**Exercise prompt**
Select lines where the word "name" appears.

**Task data**
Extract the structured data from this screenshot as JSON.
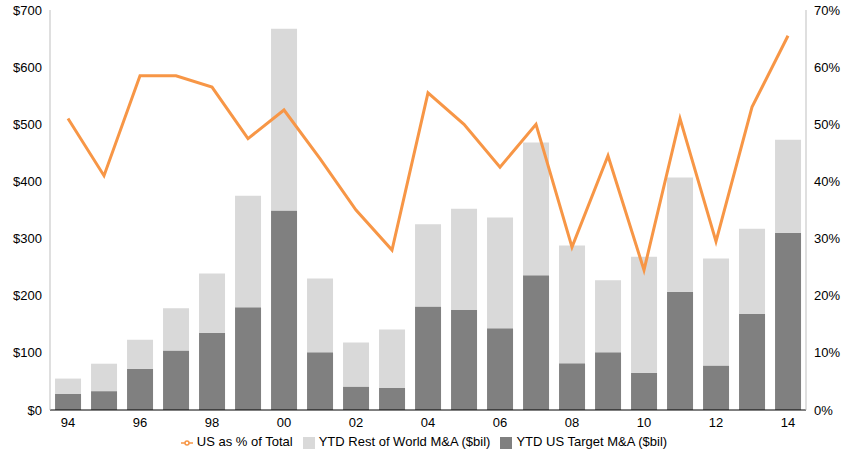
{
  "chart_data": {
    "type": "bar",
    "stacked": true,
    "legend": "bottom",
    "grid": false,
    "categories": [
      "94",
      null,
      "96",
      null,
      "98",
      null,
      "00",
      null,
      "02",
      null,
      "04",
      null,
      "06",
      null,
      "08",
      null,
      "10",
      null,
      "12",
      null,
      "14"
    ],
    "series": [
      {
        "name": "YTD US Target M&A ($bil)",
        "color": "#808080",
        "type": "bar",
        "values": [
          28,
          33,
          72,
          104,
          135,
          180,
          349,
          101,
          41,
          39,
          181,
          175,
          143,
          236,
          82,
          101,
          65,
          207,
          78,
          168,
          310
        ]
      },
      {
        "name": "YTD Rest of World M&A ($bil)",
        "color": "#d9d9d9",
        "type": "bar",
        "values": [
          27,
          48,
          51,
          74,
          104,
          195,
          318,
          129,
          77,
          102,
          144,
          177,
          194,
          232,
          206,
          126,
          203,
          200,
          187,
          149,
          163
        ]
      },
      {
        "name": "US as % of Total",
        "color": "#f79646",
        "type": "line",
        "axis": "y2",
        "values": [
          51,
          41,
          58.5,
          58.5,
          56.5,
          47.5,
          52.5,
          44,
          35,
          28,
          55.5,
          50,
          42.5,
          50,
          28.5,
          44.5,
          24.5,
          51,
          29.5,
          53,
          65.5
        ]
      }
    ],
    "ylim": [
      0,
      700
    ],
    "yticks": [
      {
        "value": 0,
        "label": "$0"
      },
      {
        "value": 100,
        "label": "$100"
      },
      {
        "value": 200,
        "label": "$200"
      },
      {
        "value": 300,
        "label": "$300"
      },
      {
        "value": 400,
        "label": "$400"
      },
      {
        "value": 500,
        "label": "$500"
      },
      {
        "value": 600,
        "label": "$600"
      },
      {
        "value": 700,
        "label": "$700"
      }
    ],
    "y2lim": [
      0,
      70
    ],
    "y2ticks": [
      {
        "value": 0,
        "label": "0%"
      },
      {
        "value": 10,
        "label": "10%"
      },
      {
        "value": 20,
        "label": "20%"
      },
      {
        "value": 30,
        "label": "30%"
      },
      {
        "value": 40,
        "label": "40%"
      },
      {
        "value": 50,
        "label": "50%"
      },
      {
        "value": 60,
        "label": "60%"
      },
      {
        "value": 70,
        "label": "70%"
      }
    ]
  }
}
* * *
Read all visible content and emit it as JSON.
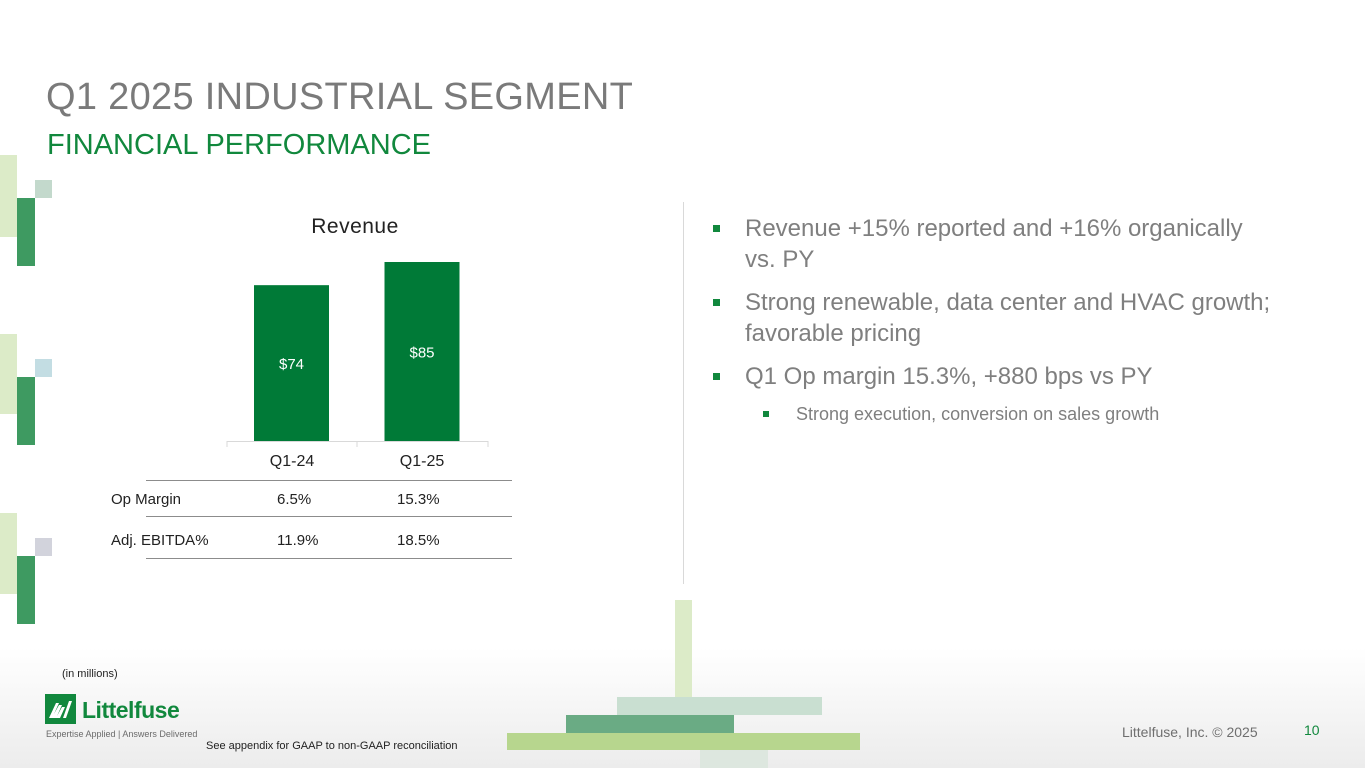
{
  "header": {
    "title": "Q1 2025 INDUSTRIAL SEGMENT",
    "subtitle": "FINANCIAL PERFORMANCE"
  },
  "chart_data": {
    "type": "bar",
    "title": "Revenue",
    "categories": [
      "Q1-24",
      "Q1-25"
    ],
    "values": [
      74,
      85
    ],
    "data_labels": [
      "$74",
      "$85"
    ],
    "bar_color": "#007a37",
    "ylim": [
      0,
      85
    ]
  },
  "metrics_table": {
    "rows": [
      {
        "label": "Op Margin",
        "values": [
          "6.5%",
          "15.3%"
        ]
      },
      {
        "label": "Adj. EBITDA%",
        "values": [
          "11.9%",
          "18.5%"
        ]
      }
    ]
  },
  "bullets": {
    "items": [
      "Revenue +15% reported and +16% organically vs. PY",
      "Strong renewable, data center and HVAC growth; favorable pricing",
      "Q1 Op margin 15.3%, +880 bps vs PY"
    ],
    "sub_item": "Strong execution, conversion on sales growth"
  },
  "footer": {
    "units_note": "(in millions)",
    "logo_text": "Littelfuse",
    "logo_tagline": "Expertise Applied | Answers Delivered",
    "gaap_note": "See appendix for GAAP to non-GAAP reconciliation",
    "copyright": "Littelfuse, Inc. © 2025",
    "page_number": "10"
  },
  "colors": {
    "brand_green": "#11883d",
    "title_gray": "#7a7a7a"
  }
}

**Solution**
        "name": "YTD US Target M&A ($bil)",
        "name": "YTD Rest of World M&A ($bil)",
        "name": "US as % of Total",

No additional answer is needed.